ENUNCIADO A
Reescribe el listado desde su primera línea hasta la que contiene "breadcrumb-current: Current Post", cambiando "Add To Cart" por "Añadir al carrito" sin alterar nada más.

EXTRACTO
________________________________________
Detrás de Poe (como detrás de Swift, de Carlyle, de Almafuerte), hay una neurosis. Interpretar su obra en función de esa anomalía puede ser abusivo o legítimo. Es abusivo cuando alega la neurosis para invalidar o negar la obra; es legítimo cuando se busca en la neurosis un medio para entender su génesis.

Según Marie Bonaparte, discípula de Freud, este trastorno sería fruto de la presencia del pequeño Poe en el lecho mortal de su madre, conjugada esta presencia con los acontecimientos dramáticos que le sucederían después. Si bien esta hipótesis en particular fue rechazada con énfasis por algunos, nadie podrá rechazar el trastorno en general. Es innegable que Poe describe con minuciosidad la psicología de sus personajes porque refleja en ellos el conocimiento de su propio diagnóstico. Quizá el más rotundo ejemplo lo encontramos en Berenice, uno de sus primeros cuentos:

Meditar infatigablemente durante largas horas, con mi atención fija en algún frívolo dibujo sobre el margen o en el texto de un libro; permanecer absorto la mayor parte de un día de verano en una curiosa sombra cayendo oblicuamente sobre el tapiz o sobre el suelo; olvidarme de mí mismo durante una noche entera, espiando la firme llama de una lámpara; soñar toda una jornada con el perfume de una flor; repetir monótonamente alguna palabra vulgar, hasta que el sonido, a causa de las frecuentes repeticiones, cesara de ofrecer una idea cualquiera a la mente; perder todo sentido de movimiento o de existencia física por medio de una absoluta inmovilidad corporal, larga y persistentemente mantenida: tales eran algunas de las más comunes y de las menos perniciosas fantasías promovidas por el estado de mis facultades mentales, que no son, por supuesto, únicas, pero que desafían en verdad todo género de análisis o explicación. 

            Sin apartarnos un grado de la realidad, podríamos armar, textualmente, el rompecabezas mental de Poe uniendo las piezas que él mismo esparció a lo largo de su obra.

            Hay algo categórico en Poe que lo eleva: en veintidós años de existencia literaria, escribió, aparte de su novela, sus ensayos y sus poemas, poco más de cincuenta cuentos. Guy de Maupassant, que nació un año después de morir Poe, escribió durante casi el mismo tiempo doscientos quince. Esta frugal producción contrasta con el enorme impacto que sus letras producirían después. No hay escritor decimonónico que haya influido tanto como él en las plumas posteriores y a él se debe que la literatura se haya enriquecido y haya cambiado. Naturalmente, si Edgar Allan Poe no hubiese existido la literatura se hubiera desarrollado de todas maneras, pero sin duda de un modo mucho más lento.
________________________________________
ENUNCIADO B
Copia sin cambios el fragmento del texto sobre Poe que va de "Sin apartarnos un" a "de su obra.".
________________________________________
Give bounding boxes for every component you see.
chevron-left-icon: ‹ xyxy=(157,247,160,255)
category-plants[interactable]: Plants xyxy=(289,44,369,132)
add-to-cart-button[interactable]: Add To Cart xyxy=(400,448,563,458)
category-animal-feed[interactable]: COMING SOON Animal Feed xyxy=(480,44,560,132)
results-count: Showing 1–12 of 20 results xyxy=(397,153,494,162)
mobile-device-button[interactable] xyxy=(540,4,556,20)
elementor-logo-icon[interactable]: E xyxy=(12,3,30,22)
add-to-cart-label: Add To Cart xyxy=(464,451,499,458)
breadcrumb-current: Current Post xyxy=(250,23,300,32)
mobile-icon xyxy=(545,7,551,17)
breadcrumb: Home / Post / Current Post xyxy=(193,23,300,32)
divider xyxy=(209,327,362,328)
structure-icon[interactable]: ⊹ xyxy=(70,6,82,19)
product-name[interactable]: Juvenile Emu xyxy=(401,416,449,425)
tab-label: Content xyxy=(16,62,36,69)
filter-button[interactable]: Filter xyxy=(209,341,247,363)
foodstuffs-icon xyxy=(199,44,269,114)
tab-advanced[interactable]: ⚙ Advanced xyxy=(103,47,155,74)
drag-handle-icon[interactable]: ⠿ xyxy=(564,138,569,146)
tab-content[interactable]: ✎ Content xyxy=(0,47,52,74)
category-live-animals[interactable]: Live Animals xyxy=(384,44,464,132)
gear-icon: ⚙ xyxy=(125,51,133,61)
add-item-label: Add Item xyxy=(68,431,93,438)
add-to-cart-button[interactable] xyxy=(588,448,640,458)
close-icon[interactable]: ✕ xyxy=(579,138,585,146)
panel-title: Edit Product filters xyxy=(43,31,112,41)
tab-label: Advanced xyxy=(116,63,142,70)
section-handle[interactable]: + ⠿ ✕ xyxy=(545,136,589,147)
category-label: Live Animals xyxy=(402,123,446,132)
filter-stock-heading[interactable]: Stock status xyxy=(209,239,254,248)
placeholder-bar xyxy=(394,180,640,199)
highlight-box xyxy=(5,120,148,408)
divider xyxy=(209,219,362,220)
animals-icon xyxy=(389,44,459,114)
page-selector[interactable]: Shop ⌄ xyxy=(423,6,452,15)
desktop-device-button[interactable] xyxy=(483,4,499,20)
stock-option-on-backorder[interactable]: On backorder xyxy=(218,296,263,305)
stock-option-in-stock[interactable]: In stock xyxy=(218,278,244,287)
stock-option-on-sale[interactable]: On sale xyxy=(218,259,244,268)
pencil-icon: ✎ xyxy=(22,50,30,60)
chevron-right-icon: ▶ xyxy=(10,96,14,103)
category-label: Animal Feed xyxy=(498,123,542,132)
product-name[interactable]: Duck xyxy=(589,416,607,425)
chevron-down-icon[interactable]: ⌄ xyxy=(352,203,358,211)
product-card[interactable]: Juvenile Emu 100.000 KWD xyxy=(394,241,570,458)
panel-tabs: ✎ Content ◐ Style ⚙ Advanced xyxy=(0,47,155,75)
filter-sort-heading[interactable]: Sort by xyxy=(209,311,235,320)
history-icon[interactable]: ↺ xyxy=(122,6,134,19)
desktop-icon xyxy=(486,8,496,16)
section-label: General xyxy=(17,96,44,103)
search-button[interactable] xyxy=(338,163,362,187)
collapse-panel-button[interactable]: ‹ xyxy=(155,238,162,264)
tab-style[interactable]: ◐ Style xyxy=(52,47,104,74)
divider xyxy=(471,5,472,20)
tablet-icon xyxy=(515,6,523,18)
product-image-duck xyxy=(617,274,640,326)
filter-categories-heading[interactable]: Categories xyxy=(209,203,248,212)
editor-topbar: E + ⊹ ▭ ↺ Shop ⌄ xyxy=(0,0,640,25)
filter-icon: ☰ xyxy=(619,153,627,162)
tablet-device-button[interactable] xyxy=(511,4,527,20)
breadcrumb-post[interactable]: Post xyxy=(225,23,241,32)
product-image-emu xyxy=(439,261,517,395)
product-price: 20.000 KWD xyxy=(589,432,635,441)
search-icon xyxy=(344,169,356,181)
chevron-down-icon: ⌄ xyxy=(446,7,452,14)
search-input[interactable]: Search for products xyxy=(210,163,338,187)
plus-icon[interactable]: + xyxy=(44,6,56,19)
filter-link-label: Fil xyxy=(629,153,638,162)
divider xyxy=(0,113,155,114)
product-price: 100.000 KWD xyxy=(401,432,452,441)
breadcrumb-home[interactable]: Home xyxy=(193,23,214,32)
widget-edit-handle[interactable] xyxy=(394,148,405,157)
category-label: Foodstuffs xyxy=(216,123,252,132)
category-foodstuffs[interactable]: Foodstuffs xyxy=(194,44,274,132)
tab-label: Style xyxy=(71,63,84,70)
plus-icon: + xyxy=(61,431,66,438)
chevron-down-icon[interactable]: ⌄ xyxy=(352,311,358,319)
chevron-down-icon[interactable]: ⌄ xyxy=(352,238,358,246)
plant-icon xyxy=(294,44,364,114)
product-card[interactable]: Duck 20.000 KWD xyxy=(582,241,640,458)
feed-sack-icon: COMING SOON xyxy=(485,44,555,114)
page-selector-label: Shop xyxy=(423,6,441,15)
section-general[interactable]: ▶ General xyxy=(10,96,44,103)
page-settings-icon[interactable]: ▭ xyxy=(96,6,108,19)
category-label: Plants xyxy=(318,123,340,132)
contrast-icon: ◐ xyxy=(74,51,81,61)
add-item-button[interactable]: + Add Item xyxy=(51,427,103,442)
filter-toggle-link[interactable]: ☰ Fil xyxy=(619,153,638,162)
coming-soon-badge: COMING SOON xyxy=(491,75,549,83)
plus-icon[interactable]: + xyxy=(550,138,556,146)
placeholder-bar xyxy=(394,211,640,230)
________________________________________
RESPUESTA A
Give bounding boxes for every component you see.
chevron-left-icon: ‹ xyxy=(157,247,160,255)
category-plants[interactable]: Plants xyxy=(289,44,369,132)
add-to-cart-button[interactable]: Añadir al carrito xyxy=(400,448,563,458)
category-animal-feed[interactable]: COMING SOON Animal Feed xyxy=(480,44,560,132)
results-count: Showing 1–12 of 20 results xyxy=(397,153,494,162)
mobile-device-button[interactable] xyxy=(540,4,556,20)
elementor-logo-icon[interactable]: E xyxy=(12,3,30,22)
add-to-cart-label: Añadir al carrito xyxy=(464,451,499,458)
breadcrumb-current: Current Post xyxy=(250,23,300,32)

RESPUESTA B
Sin apartarnos un grado de la realidad, podríamos armar, textualmente, el rompecabezas mental de Poe uniendo las piezas que él mismo esparció a lo largo de su obra.